Dataset records:
########
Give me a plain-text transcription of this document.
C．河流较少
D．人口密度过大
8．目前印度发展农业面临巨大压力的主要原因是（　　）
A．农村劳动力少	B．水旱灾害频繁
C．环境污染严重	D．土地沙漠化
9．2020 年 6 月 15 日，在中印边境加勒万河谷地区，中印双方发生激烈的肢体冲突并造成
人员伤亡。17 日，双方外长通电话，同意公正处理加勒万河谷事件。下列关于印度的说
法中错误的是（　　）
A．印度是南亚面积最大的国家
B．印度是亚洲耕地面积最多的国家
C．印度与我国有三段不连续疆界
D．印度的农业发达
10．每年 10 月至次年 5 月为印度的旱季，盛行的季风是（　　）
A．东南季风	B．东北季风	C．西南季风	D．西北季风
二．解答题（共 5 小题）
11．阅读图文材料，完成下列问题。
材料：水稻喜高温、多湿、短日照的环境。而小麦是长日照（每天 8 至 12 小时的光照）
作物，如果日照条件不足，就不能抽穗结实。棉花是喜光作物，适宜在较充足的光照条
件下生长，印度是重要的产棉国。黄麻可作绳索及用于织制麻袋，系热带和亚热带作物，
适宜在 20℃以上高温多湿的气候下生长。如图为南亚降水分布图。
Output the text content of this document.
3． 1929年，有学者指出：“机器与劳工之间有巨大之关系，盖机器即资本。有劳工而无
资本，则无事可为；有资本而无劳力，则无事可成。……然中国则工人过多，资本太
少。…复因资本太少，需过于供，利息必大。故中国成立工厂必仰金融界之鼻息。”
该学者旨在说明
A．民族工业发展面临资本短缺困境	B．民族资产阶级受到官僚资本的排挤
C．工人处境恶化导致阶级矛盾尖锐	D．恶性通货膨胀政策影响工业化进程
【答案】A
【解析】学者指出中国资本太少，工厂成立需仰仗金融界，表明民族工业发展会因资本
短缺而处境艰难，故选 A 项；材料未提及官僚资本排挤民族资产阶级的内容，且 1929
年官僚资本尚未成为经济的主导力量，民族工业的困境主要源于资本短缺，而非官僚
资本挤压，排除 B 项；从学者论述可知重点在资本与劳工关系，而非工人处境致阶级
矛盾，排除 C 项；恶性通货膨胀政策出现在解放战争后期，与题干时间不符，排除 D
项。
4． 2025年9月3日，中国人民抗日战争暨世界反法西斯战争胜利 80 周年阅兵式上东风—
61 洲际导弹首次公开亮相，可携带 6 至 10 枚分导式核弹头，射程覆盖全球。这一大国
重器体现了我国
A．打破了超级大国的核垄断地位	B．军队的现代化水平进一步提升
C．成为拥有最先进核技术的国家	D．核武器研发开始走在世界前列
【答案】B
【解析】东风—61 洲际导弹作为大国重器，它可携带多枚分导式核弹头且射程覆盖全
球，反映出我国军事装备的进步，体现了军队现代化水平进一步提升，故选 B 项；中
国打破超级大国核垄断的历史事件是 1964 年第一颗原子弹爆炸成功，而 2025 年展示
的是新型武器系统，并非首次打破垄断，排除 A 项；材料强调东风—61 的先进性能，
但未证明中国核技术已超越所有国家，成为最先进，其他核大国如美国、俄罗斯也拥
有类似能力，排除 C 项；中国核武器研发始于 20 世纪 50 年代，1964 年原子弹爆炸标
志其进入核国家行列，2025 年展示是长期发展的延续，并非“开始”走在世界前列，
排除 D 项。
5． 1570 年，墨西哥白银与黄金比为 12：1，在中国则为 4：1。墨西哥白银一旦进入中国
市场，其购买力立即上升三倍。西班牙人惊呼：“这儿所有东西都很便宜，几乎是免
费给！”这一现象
########
Work instructions:
Give back exactly the lines that run from the line with "Output the text content of this document." through the close of the material, counting both ends, and nothing more.

Output:
Output the text content of this document.
3． 1929年，有学者指出：“机器与劳工之间有巨大之关系，盖机器即资本。有劳工而无
资本，则无事可为；有资本而无劳力，则无事可成。……然中国则工人过多，资本太
少。…复因资本太少，需过于供，利息必大。故中国成立工厂必仰金融界之鼻息。”
该学者旨在说明
A．民族工业发展面临资本短缺困境	B．民族资产阶级受到官僚资本的排挤
C．工人处境恶化导致阶级矛盾尖锐	D．恶性通货膨胀政策影响工业化进程
【答案】A
【解析】学者指出中国资本太少，工厂成立需仰仗金融界，表明民族工业发展会因资本
短缺而处境艰难，故选 A 项；材料未提及官僚资本排挤民族资产阶级的内容，且 1929
年官僚资本尚未成为经济的主导力量，民族工业的困境主要源于资本短缺，而非官僚
资本挤压，排除 B 项；从学者论述可知重点在资本与劳工关系，而非工人处境致阶级
矛盾，排除 C 项；恶性通货膨胀政策出现在解放战争后期，与题干时间不符，排除 D
项。
4． 2025年9月3日，中国人民抗日战争暨世界反法西斯战争胜利 80 周年阅兵式上东风—
61 洲际导弹首次公开亮相，可携带 6 至 10 枚分导式核弹头，射程覆盖全球。这一大国
重器体现了我国
A．打破了超级大国的核垄断地位	B．军队的现代化水平进一步提升
C．成为拥有最先进核技术的国家	D．核武器研发开始走在世界前列
【答案】B
【解析】东风—61 洲际导弹作为大国重器，它可携带多枚分导式核弹头且射程覆盖全
球，反映出我国军事装备的进步，体现了军队现代化水平进一步提升，故选 B 项；中
国打破超级大国核垄断的历史事件是 1964 年第一颗原子弹爆炸成功，而 2025 年展示
的是新型武器系统，并非首次打破垄断，排除 A 项；材料强调东风—61 的先进性能，
但未证明中国核技术已超越所有国家，成为最先进，其他核大国如美国、俄罗斯也拥
有类似能力，排除 C 项；中国核武器研发始于 20 世纪 50 年代，1964 年原子弹爆炸标
志其进入核国家行列，2025 年展示是长期发展的延续，并非“开始”走在世界前列，
排除 D 项。
5． 1570 年，墨西哥白银与黄金比为 12：1，在中国则为 4：1。墨西哥白银一旦进入中国
市场，其购买力立即上升三倍。西班牙人惊呼：“这儿所有东西都很便宜，几乎是免
费给！”这一现象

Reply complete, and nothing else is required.